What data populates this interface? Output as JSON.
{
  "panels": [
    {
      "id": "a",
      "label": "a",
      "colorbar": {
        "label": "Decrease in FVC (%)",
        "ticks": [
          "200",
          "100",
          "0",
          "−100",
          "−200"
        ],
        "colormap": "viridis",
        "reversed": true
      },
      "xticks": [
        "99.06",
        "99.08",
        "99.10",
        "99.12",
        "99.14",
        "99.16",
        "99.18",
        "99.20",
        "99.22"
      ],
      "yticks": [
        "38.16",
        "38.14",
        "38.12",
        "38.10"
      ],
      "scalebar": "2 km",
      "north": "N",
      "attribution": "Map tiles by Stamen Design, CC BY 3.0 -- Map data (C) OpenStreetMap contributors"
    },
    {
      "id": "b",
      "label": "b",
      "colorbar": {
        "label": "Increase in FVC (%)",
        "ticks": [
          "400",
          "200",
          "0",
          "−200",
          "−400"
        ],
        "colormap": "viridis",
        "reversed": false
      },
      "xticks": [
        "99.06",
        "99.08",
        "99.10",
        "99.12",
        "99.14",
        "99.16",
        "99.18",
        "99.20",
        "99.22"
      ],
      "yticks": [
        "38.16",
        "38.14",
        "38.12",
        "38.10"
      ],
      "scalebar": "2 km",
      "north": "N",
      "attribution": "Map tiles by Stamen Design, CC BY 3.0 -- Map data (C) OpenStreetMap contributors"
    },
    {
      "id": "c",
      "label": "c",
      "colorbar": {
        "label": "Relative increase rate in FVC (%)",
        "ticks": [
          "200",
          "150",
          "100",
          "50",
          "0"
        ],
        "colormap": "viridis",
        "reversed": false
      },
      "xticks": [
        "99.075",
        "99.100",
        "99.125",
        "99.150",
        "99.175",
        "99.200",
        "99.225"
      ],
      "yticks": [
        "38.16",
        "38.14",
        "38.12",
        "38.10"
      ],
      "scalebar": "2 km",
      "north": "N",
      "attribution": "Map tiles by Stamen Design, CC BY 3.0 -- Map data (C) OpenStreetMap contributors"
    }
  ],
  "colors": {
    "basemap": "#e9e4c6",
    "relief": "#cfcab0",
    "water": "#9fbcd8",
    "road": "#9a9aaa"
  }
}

____________________

## Short problem
Write out every entry again, keeping each line exactly the same.

## Worked solution
What data populates this interface? Output as JSON.
{
  "panels": [
    {
      "id": "a",
      "label": "a",
      "colorbar": {
        "label": "Decrease in FVC (%)",
        "ticks": [
          "200",
          "100",
          "0",
          "−100",
          "−200"
        ],
        "colormap": "viridis",
        "reversed": true
      },
      "xticks": [
        "99.06",
        "99.08",
        "99.10",
        "99.12",
        "99.14",
        "99.16",
        "99.18",
        "99.20",
        "99.22"
      ],
      "yticks": [
        "38.16",
        "38.14",
        "38.12",
        "38.10"
      ],
      "scalebar": "2 km",
      "north": "N",
      "attribution": "Map tiles by Stamen Design, CC BY 3.0 -- Map data (C) OpenStreetMap contributors"
    },
    {
      "id": "b",
      "label": "b",
      "colorbar": {
        "label": "Increase in FVC (%)",
        "ticks": [
          "400",
          "200",
          "0",
          "−200",
          "−400"
        ],
        "colormap": "viridis",
        "reversed": false
      },
      "xticks": [
        "99.06",
        "99.08",
        "99.10",
        "99.12",
        "99.14",
        "99.16",
        "99.18",
        "99.20",
        "99.22"
      ],
      "yticks": [
        "38.16",
        "38.14",
        "38.12",
        "38.10"
      ],
      "scalebar": "2 km",
      "north": "N",
      "attribution": "Map tiles by Stamen Design, CC BY 3.0 -- Map data (C) OpenStreetMap contributors"
    },
    {
      "id": "c",
      "label": "c",
      "colorbar": {
        "label": "Relative increase rate in FVC (%)",
        "ticks": [
          "200",
          "150",
          "100",
          "50",
          "0"
        ],
        "colormap": "viridis",
        "reversed": false
      },
      "xticks": [
        "99.075",
        "99.100",
        "99.125",
        "99.150",
        "99.175",
        "99.200",
        "99.225"
      ],
      "yticks": [
        "38.16",
        "38.14",
        "38.12",
        "38.10"
      ],
      "scalebar": "2 km",
      "north": "N",
      "attribution": "Map tiles by Stamen Design, CC BY 3.0 -- Map data (C) OpenStreetMap contributors"
    }
  ],
  "colors": {
    "basemap": "#e9e4c6",
    "relief": "#cfcab0",
    "water": "#9fbcd8",
    "road": "#9a9aaa"
  }
}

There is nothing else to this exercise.